Exercise
Go through the material and pull out every line with the string "scissors" in it.

Information shown
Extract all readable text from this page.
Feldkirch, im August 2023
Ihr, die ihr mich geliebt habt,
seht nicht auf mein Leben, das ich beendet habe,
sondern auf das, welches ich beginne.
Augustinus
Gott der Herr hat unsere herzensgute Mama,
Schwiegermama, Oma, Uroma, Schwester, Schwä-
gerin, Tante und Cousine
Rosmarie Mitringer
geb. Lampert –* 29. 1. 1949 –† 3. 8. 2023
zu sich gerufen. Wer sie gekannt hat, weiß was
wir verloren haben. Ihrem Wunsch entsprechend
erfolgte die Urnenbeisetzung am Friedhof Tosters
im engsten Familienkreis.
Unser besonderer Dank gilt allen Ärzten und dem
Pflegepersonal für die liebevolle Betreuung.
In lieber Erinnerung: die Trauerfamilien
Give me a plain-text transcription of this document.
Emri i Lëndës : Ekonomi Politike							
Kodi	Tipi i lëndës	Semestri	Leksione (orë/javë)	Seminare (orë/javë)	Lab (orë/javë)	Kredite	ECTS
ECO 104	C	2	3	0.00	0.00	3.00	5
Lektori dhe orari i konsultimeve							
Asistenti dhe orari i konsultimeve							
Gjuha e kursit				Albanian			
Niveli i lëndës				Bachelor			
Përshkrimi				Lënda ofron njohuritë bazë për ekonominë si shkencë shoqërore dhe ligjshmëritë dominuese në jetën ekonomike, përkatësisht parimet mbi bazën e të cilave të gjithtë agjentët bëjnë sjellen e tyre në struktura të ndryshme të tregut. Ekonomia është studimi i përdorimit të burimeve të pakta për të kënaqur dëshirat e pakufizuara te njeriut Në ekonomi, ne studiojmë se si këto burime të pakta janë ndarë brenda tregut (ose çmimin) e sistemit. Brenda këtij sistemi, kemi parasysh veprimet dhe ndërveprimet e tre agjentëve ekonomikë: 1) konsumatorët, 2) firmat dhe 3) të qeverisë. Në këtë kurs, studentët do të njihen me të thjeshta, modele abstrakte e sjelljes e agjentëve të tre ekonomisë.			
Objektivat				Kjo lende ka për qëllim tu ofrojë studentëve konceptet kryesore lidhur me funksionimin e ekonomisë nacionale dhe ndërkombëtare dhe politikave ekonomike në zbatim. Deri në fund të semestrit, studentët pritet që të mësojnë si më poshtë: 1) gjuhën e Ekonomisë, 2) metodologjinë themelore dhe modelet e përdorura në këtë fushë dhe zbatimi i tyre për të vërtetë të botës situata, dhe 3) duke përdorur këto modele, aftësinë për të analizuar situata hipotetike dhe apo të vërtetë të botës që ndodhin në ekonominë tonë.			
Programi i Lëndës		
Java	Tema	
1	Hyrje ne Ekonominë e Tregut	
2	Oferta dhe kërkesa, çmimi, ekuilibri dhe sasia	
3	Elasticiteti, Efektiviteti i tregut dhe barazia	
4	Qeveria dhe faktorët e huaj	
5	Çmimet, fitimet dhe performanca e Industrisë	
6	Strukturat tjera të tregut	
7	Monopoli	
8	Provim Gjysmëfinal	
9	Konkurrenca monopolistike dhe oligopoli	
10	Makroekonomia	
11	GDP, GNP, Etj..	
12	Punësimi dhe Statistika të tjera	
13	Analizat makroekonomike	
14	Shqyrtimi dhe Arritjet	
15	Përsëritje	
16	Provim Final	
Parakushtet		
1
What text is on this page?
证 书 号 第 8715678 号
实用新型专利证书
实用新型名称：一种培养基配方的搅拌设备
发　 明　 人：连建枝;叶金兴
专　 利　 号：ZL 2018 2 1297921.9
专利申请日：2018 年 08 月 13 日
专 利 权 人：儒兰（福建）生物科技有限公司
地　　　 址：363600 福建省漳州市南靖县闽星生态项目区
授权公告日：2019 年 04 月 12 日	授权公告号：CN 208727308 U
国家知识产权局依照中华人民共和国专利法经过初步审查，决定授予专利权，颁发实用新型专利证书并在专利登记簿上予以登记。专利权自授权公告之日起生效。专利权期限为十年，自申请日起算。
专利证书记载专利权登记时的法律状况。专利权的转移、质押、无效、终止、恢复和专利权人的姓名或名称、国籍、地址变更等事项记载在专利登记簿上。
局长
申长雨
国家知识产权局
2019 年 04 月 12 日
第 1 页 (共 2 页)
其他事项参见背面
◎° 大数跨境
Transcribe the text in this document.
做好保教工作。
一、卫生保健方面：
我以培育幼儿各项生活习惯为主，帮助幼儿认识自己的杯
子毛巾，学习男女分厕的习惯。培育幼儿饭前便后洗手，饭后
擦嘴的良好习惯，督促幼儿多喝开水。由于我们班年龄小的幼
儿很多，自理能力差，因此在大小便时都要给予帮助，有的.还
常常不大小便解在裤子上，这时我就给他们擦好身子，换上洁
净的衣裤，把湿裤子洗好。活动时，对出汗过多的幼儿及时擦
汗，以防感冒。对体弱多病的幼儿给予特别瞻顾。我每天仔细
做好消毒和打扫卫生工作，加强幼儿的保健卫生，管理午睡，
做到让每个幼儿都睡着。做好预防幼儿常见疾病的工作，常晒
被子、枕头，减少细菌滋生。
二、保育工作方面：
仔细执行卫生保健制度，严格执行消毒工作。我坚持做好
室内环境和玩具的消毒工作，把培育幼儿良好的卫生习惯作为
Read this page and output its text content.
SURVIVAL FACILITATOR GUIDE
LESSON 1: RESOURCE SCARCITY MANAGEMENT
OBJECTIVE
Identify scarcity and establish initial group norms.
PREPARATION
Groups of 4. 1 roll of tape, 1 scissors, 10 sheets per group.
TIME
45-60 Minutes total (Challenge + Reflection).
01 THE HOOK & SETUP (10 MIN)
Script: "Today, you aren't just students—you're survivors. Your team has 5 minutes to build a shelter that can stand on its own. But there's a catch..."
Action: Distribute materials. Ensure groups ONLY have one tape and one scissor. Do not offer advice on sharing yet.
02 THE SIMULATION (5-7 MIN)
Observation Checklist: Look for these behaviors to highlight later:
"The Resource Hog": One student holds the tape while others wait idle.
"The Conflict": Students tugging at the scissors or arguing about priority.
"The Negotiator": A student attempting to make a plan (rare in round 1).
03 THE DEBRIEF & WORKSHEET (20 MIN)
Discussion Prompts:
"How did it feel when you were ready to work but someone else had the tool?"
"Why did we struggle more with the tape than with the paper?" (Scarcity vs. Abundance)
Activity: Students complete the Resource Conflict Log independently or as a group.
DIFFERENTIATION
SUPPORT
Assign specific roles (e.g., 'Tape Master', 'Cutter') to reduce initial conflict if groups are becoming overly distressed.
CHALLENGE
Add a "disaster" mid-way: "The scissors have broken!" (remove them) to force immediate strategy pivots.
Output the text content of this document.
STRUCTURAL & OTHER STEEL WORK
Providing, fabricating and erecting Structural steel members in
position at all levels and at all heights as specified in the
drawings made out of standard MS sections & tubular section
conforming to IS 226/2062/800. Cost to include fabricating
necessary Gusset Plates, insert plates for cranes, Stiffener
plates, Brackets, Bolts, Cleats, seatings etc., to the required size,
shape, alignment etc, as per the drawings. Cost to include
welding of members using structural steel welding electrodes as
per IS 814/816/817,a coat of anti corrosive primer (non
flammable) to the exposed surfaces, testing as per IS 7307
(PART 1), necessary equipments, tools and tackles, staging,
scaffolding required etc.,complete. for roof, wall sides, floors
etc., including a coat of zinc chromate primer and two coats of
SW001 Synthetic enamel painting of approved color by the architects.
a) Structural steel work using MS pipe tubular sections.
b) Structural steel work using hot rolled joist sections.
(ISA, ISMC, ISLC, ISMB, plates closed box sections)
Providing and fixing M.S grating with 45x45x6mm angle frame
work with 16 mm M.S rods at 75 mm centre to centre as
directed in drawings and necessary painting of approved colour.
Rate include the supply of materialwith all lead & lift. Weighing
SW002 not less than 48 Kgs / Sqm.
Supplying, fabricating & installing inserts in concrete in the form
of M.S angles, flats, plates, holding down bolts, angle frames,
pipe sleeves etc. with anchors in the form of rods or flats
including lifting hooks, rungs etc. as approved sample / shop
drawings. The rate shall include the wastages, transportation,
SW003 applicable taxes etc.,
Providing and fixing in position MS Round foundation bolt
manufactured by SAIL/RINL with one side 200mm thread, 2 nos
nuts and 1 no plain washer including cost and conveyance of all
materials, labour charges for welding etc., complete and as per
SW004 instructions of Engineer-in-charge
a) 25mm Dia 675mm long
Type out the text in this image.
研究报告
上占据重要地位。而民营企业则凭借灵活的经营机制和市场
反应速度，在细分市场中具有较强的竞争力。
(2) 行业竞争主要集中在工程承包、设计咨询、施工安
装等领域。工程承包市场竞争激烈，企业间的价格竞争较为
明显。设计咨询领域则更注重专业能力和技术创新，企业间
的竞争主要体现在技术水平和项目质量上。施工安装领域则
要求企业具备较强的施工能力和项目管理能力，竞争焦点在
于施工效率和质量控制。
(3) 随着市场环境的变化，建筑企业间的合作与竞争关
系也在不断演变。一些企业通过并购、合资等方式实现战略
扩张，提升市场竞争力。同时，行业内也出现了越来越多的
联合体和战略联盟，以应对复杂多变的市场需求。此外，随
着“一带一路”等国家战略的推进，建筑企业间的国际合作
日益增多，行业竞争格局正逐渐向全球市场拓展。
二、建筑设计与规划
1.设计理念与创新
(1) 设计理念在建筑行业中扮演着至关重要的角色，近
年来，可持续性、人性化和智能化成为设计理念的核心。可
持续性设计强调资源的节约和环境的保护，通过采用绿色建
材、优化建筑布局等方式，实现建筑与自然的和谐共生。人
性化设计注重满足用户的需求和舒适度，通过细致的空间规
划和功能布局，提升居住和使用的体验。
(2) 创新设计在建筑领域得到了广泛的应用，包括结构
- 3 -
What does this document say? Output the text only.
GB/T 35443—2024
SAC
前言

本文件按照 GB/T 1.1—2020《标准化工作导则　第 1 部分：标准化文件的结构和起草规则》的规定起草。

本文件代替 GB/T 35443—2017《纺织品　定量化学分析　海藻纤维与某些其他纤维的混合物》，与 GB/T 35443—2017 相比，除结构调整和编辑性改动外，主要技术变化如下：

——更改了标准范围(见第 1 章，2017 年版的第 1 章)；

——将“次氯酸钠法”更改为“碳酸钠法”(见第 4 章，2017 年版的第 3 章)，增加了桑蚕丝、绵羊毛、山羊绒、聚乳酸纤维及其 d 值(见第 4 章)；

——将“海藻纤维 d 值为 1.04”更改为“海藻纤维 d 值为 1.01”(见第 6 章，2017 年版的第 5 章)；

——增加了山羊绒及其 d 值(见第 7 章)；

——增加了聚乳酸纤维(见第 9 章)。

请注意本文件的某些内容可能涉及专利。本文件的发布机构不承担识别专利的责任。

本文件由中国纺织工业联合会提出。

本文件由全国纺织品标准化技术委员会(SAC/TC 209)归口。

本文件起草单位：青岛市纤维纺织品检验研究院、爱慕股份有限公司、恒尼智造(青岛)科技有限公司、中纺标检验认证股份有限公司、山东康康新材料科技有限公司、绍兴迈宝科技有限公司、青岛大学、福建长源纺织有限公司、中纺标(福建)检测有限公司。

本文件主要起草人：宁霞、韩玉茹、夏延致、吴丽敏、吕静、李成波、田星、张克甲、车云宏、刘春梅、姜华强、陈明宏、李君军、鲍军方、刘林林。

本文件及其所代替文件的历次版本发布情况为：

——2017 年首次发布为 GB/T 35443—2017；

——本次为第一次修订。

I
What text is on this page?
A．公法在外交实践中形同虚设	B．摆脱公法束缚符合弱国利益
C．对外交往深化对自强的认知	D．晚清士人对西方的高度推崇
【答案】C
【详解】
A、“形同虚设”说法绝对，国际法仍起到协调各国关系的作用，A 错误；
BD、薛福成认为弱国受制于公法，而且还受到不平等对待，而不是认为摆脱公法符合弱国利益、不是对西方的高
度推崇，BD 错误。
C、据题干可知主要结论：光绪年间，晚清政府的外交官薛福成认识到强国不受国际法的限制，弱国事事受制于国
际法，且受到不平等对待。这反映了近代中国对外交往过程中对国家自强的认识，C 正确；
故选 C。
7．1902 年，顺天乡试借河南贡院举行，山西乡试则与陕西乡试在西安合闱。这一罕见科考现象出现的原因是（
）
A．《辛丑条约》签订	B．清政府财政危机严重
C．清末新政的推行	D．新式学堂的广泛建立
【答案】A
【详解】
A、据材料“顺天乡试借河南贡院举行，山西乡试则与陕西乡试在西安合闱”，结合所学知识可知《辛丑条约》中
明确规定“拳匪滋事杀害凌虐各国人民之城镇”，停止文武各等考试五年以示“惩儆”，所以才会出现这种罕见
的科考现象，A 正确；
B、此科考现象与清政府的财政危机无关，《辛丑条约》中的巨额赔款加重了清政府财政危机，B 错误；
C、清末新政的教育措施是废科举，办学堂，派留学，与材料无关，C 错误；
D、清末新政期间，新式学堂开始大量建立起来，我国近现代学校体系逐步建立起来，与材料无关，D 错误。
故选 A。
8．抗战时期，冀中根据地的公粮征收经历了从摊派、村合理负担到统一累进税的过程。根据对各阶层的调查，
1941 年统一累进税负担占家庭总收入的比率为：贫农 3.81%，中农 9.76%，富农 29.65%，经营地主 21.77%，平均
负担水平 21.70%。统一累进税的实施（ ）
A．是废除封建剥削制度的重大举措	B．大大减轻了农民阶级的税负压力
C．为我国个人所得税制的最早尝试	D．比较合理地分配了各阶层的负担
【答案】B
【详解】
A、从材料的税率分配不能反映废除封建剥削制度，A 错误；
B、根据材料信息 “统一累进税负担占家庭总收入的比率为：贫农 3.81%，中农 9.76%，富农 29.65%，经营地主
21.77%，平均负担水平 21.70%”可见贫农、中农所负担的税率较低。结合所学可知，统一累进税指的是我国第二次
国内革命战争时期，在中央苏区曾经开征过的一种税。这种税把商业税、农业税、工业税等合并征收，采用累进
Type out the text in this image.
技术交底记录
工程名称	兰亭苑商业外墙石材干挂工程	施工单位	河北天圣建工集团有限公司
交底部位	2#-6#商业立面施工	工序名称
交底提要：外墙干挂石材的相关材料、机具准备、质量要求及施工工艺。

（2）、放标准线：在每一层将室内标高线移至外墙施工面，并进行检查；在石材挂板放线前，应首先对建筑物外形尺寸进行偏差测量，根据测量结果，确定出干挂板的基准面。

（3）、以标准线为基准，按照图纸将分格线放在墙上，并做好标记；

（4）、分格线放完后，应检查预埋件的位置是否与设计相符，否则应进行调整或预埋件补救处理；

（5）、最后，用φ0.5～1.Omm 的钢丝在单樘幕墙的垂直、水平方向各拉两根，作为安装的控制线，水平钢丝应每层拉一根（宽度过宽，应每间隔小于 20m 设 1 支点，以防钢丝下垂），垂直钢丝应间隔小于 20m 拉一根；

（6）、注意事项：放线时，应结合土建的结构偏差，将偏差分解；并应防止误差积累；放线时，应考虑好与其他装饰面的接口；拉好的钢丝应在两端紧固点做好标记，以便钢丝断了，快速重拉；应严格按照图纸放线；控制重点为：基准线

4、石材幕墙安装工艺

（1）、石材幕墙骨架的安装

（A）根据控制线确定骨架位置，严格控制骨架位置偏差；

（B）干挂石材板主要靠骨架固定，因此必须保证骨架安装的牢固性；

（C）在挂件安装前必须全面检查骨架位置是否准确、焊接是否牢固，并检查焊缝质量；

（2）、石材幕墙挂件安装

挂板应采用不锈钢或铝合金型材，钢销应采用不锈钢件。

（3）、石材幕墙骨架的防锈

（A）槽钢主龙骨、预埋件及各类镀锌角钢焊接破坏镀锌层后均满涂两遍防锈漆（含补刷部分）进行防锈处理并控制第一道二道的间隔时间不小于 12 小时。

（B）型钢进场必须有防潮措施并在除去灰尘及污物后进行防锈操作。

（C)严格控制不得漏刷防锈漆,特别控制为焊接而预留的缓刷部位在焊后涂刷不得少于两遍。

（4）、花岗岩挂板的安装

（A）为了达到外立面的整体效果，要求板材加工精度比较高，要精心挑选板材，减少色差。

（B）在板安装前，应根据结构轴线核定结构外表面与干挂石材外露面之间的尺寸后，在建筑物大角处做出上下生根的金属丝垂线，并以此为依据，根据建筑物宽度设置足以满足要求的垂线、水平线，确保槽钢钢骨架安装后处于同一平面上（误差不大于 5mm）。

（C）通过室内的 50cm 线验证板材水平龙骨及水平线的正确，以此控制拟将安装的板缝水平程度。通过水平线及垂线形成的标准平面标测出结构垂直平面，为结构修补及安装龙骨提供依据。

Answer to this exercise
Groups of 4. 1 roll of tape, 1 scissors, 10 sheets per group.
"The Conflict": Students tugging at the scissors or arguing about priority.
Add a "disaster" mid-way: "The scissors have broken!" (remove them) to force immediate strategy pivots.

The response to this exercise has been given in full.